■ Stated goal ■
Copy the entries below exactly. Images do not belong in the copy.

[Stored data]
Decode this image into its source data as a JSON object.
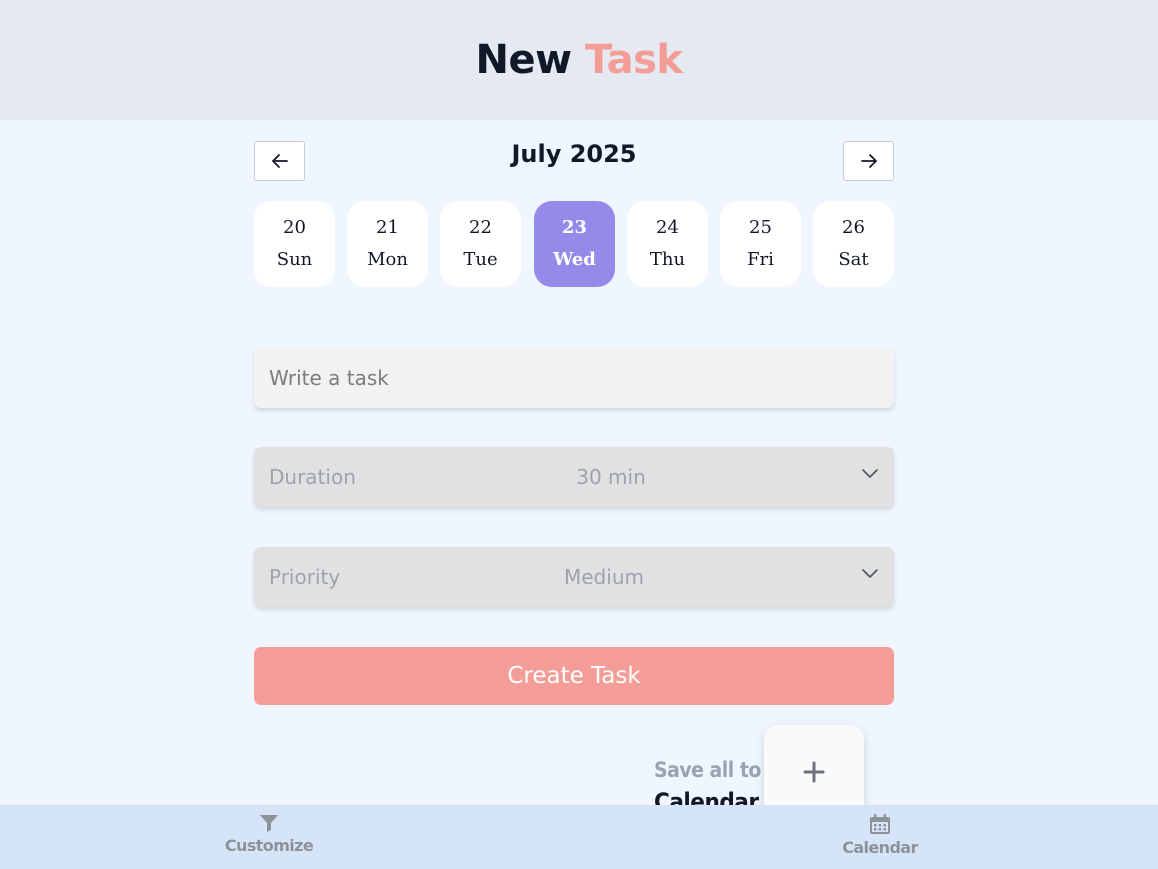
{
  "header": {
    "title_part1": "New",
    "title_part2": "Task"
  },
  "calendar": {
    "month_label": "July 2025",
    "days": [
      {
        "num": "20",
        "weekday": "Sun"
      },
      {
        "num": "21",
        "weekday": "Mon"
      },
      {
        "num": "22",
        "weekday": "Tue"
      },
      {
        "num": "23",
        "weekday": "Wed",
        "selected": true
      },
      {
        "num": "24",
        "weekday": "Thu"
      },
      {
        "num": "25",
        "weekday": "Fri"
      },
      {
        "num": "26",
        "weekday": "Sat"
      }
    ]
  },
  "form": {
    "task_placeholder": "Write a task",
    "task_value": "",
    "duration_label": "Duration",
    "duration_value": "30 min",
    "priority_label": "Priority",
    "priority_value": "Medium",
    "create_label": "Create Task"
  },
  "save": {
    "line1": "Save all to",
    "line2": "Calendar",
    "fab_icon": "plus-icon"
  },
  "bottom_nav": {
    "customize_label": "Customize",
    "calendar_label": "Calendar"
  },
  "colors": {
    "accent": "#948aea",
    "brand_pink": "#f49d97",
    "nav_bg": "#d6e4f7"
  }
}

■ Response to this exercise ■
Decode this image into its source data as a JSON object.
{
  "header": {
    "title_part1": "New",
    "title_part2": "Task"
  },
  "calendar": {
    "month_label": "July 2025",
    "days": [
      {
        "num": "20",
        "weekday": "Sun"
      },
      {
        "num": "21",
        "weekday": "Mon"
      },
      {
        "num": "22",
        "weekday": "Tue"
      },
      {
        "num": "23",
        "weekday": "Wed",
        "selected": true
      },
      {
        "num": "24",
        "weekday": "Thu"
      },
      {
        "num": "25",
        "weekday": "Fri"
      },
      {
        "num": "26",
        "weekday": "Sat"
      }
    ]
  },
  "form": {
    "task_placeholder": "Write a task",
    "task_value": "",
    "duration_label": "Duration",
    "duration_value": "30 min",
    "priority_label": "Priority",
    "priority_value": "Medium",
    "create_label": "Create Task"
  },
  "save": {
    "line1": "Save all to",
    "line2": "Calendar",
    "fab_icon": "plus-icon"
  },
  "bottom_nav": {
    "customize_label": "Customize",
    "calendar_label": "Calendar"
  },
  "colors": {
    "accent": "#948aea",
    "brand_pink": "#f49d97",
    "nav_bg": "#d6e4f7"
  }
}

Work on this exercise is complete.